**Exercise**
Write the records out again exactly, leaving no images in.

(Data records)
§ §

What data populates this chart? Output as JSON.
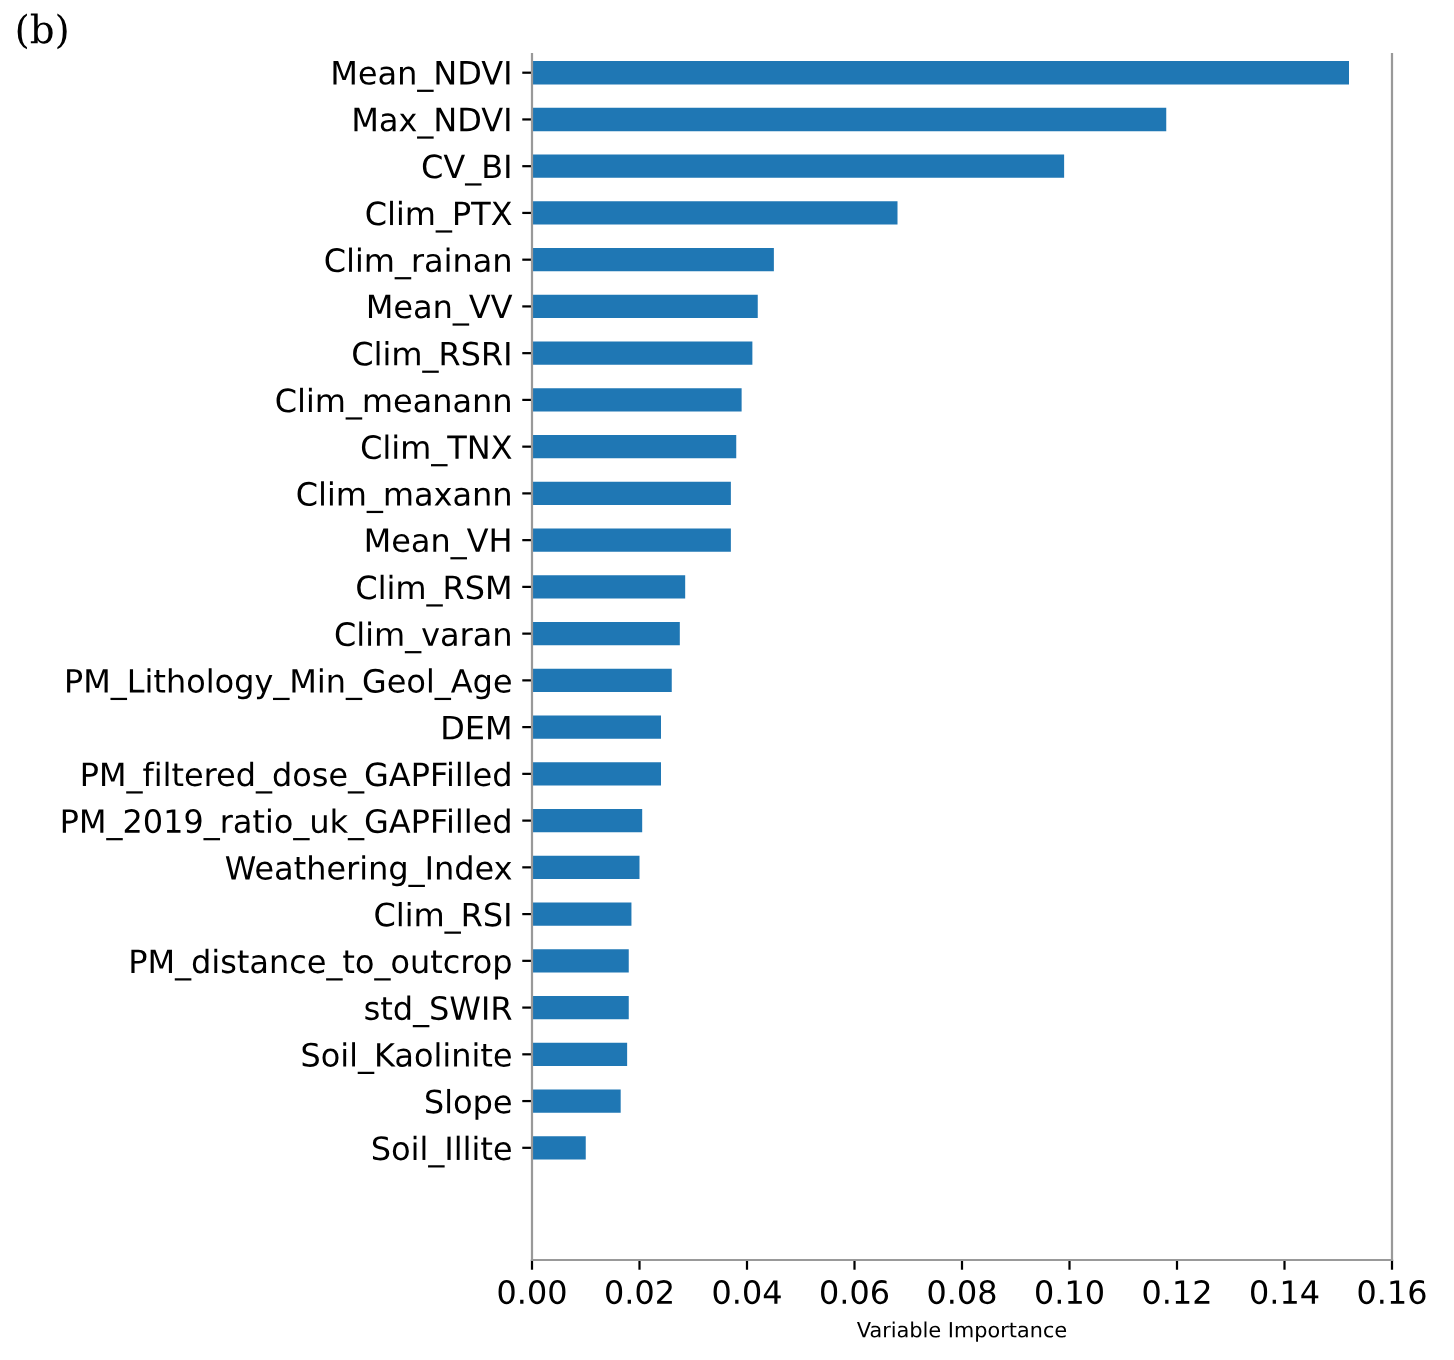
{
  "chart_data": {
    "type": "bar",
    "orientation": "horizontal",
    "xlabel": "Variable Importance",
    "annotations": [
      "(b)"
    ],
    "categories": [
      "Mean_NDVI",
      "Max_NDVI",
      "CV_BI",
      "Clim_PTX",
      "Clim_rainan",
      "Mean_VV",
      "Clim_RSRI",
      "Clim_meanann",
      "Clim_TNX",
      "Clim_maxann",
      "Mean_VH",
      "Clim_RSM",
      "Clim_varan",
      "PM_Lithology_Min_Geol_Age",
      "DEM",
      "PM_filtered_dose_GAPFilled",
      "PM_2019_ratio_uk_GAPFilled",
      "Weathering_Index",
      "Clim_RSI",
      "PM_distance_to_outcrop",
      "std_SWIR",
      "Soil_Kaolinite",
      "Slope",
      "Soil_Illite"
    ],
    "values": [
      0.152,
      0.118,
      0.099,
      0.068,
      0.045,
      0.042,
      0.041,
      0.039,
      0.038,
      0.037,
      0.037,
      0.0285,
      0.0275,
      0.026,
      0.024,
      0.024,
      0.0205,
      0.02,
      0.0185,
      0.018,
      0.018,
      0.0177,
      0.0165,
      0.01
    ],
    "color": "#1f77b4",
    "xlim": [
      0,
      0.16
    ],
    "xticks": [
      {
        "value": 0,
        "label": "0.00"
      },
      0.02,
      0.04,
      0.06,
      0.08,
      {
        "value": 0.1,
        "label": "0.10"
      },
      0.12,
      0.14,
      0.16
    ],
    "grid": false,
    "legend": false
  }
}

§ §

**Output below**
What data populates this chart? Output as JSON.
{
  "chart_data": {
    "type": "bar",
    "orientation": "horizontal",
    "xlabel": "Variable Importance",
    "annotations": [
      "(b)"
    ],
    "categories": [
      "Mean_NDVI",
      "Max_NDVI",
      "CV_BI",
      "Clim_PTX",
      "Clim_rainan",
      "Mean_VV",
      "Clim_RSRI",
      "Clim_meanann",
      "Clim_TNX",
      "Clim_maxann",
      "Mean_VH",
      "Clim_RSM",
      "Clim_varan",
      "PM_Lithology_Min_Geol_Age",
      "DEM",
      "PM_filtered_dose_GAPFilled",
      "PM_2019_ratio_uk_GAPFilled",
      "Weathering_Index",
      "Clim_RSI",
      "PM_distance_to_outcrop",
      "std_SWIR",
      "Soil_Kaolinite",
      "Slope",
      "Soil_Illite"
    ],
    "values": [
      0.152,
      0.118,
      0.099,
      0.068,
      0.045,
      0.042,
      0.041,
      0.039,
      0.038,
      0.037,
      0.037,
      0.0285,
      0.0275,
      0.026,
      0.024,
      0.024,
      0.0205,
      0.02,
      0.0185,
      0.018,
      0.018,
      0.0177,
      0.0165,
      0.01
    ],
    "color": "#1f77b4",
    "xlim": [
      0,
      0.16
    ],
    "xticks": [
      {
        "value": 0,
        "label": "0.00"
      },
      0.02,
      0.04,
      0.06,
      0.08,
      {
        "value": 0.1,
        "label": "0.10"
      },
      0.12,
      0.14,
      0.16
    ],
    "grid": false,
    "legend": false
  }
}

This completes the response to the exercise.